━━━━━ Data extract
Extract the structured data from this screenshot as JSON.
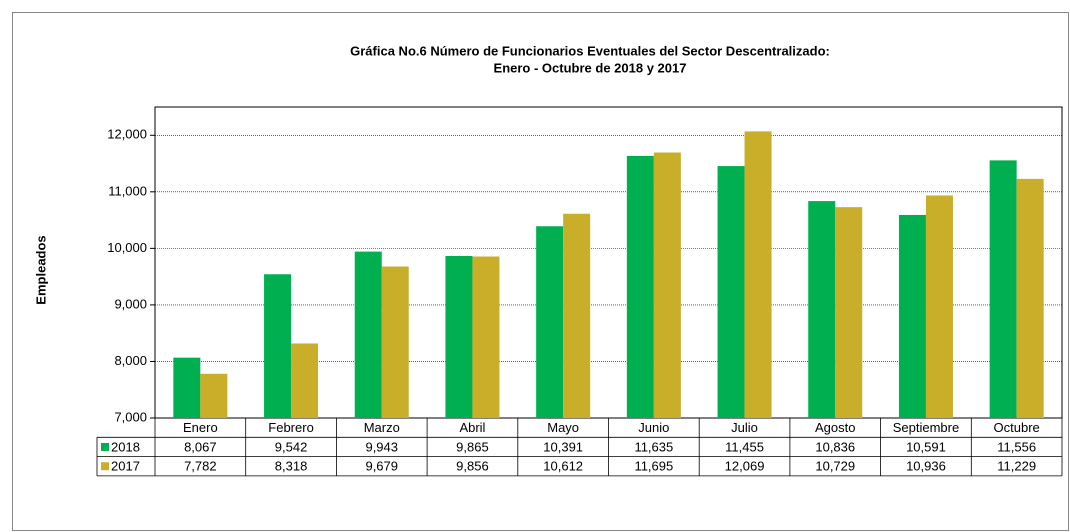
{
  "chart_data": {
    "type": "bar",
    "title": [
      "Gráfica No.6 Número de Funcionarios Eventuales del Sector Descentralizado:",
      "Enero - Octubre de 2018 y 2017"
    ],
    "y_label": "Empleados",
    "categories": [
      "Enero",
      "Febrero",
      "Marzo",
      "Abril",
      "Mayo",
      "Junio",
      "Julio",
      "Agosto",
      "Septiembre",
      "Octubre"
    ],
    "series": [
      {
        "name": "2018",
        "color": "#00b050",
        "values": [
          8067,
          9542,
          9943,
          9865,
          10391,
          11635,
          11455,
          10836,
          10591,
          11556
        ],
        "value_labels": [
          "8,067",
          "9,542",
          "9,943",
          "9,865",
          "10,391",
          "11,635",
          "11,455",
          "10,836",
          "10,591",
          "11,556"
        ]
      },
      {
        "name": "2017",
        "color": "#c9ae2a",
        "values": [
          7782,
          8318,
          9679,
          9856,
          10612,
          11695,
          12069,
          10729,
          10936,
          11229
        ],
        "value_labels": [
          "7,782",
          "8,318",
          "9,679",
          "9,856",
          "10,612",
          "11,695",
          "12,069",
          "10,729",
          "10,936",
          "11,229"
        ]
      }
    ],
    "ylim": [
      7000,
      12500
    ],
    "yticks": [
      {
        "value": 7000,
        "label": "7,000"
      },
      {
        "value": 8000,
        "label": "8,000"
      },
      {
        "value": 9000,
        "label": "9,000"
      },
      {
        "value": 10000,
        "label": "10,000"
      },
      {
        "value": 11000,
        "label": "11,000"
      },
      {
        "value": 12000,
        "label": "12,000"
      }
    ],
    "grid": true
  }
}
━━━━━━━━━━
### What you should do
In your copy of the records, include no pictures; repeat everything else exactly.

### Right answer
Extract the structured data from this screenshot as JSON.
{
  "chart_data": {
    "type": "bar",
    "title": [
      "Gráfica No.6 Número de Funcionarios Eventuales del Sector Descentralizado:",
      "Enero - Octubre de 2018 y 2017"
    ],
    "y_label": "Empleados",
    "categories": [
      "Enero",
      "Febrero",
      "Marzo",
      "Abril",
      "Mayo",
      "Junio",
      "Julio",
      "Agosto",
      "Septiembre",
      "Octubre"
    ],
    "series": [
      {
        "name": "2018",
        "color": "#00b050",
        "values": [
          8067,
          9542,
          9943,
          9865,
          10391,
          11635,
          11455,
          10836,
          10591,
          11556
        ],
        "value_labels": [
          "8,067",
          "9,542",
          "9,943",
          "9,865",
          "10,391",
          "11,635",
          "11,455",
          "10,836",
          "10,591",
          "11,556"
        ]
      },
      {
        "name": "2017",
        "color": "#c9ae2a",
        "values": [
          7782,
          8318,
          9679,
          9856,
          10612,
          11695,
          12069,
          10729,
          10936,
          11229
        ],
        "value_labels": [
          "7,782",
          "8,318",
          "9,679",
          "9,856",
          "10,612",
          "11,695",
          "12,069",
          "10,729",
          "10,936",
          "11,229"
        ]
      }
    ],
    "ylim": [
      7000,
      12500
    ],
    "yticks": [
      {
        "value": 7000,
        "label": "7,000"
      },
      {
        "value": 8000,
        "label": "8,000"
      },
      {
        "value": 9000,
        "label": "9,000"
      },
      {
        "value": 10000,
        "label": "10,000"
      },
      {
        "value": 11000,
        "label": "11,000"
      },
      {
        "value": 12000,
        "label": "12,000"
      }
    ],
    "grid": true
  }
}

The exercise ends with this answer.